▶ [The input]:
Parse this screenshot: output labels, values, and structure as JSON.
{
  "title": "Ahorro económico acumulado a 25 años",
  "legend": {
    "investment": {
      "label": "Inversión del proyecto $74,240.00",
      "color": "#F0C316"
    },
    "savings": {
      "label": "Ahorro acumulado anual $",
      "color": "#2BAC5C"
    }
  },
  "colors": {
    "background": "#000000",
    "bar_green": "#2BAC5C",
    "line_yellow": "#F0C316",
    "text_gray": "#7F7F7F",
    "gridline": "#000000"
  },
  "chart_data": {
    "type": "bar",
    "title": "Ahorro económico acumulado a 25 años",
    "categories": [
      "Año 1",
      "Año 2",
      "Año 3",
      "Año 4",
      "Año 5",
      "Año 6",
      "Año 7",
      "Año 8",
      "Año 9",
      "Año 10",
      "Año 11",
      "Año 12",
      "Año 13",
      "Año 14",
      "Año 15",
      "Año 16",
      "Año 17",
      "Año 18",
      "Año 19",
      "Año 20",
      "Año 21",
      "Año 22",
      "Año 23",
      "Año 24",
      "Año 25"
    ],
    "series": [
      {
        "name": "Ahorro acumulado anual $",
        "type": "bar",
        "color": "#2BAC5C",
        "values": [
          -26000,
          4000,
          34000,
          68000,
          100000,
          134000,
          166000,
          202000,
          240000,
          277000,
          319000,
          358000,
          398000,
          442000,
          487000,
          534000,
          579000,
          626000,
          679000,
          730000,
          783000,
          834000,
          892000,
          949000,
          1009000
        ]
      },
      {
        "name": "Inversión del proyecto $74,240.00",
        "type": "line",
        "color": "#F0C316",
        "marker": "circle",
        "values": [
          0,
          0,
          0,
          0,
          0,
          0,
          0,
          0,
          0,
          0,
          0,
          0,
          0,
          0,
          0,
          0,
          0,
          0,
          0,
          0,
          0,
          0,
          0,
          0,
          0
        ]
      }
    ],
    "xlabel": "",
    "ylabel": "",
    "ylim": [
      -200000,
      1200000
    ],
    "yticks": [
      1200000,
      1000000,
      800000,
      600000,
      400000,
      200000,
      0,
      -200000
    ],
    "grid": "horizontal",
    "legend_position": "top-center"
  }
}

▶ [The exercise]:
The records above should be restated word for word, please.

▶ [Task output]:
Parse this screenshot: output labels, values, and structure as JSON.
{
  "title": "Ahorro económico acumulado a 25 años",
  "legend": {
    "investment": {
      "label": "Inversión del proyecto $74,240.00",
      "color": "#F0C316"
    },
    "savings": {
      "label": "Ahorro acumulado anual $",
      "color": "#2BAC5C"
    }
  },
  "colors": {
    "background": "#000000",
    "bar_green": "#2BAC5C",
    "line_yellow": "#F0C316",
    "text_gray": "#7F7F7F",
    "gridline": "#000000"
  },
  "chart_data": {
    "type": "bar",
    "title": "Ahorro económico acumulado a 25 años",
    "categories": [
      "Año 1",
      "Año 2",
      "Año 3",
      "Año 4",
      "Año 5",
      "Año 6",
      "Año 7",
      "Año 8",
      "Año 9",
      "Año 10",
      "Año 11",
      "Año 12",
      "Año 13",
      "Año 14",
      "Año 15",
      "Año 16",
      "Año 17",
      "Año 18",
      "Año 19",
      "Año 20",
      "Año 21",
      "Año 22",
      "Año 23",
      "Año 24",
      "Año 25"
    ],
    "series": [
      {
        "name": "Ahorro acumulado anual $",
        "type": "bar",
        "color": "#2BAC5C",
        "values": [
          -26000,
          4000,
          34000,
          68000,
          100000,
          134000,
          166000,
          202000,
          240000,
          277000,
          319000,
          358000,
          398000,
          442000,
          487000,
          534000,
          579000,
          626000,
          679000,
          730000,
          783000,
          834000,
          892000,
          949000,
          1009000
        ]
      },
      {
        "name": "Inversión del proyecto $74,240.00",
        "type": "line",
        "color": "#F0C316",
        "marker": "circle",
        "values": [
          0,
          0,
          0,
          0,
          0,
          0,
          0,
          0,
          0,
          0,
          0,
          0,
          0,
          0,
          0,
          0,
          0,
          0,
          0,
          0,
          0,
          0,
          0,
          0,
          0
        ]
      }
    ],
    "xlabel": "",
    "ylabel": "",
    "ylim": [
      -200000,
      1200000
    ],
    "yticks": [
      1200000,
      1000000,
      800000,
      600000,
      400000,
      200000,
      0,
      -200000
    ],
    "grid": "horizontal",
    "legend_position": "top-center"
  }
}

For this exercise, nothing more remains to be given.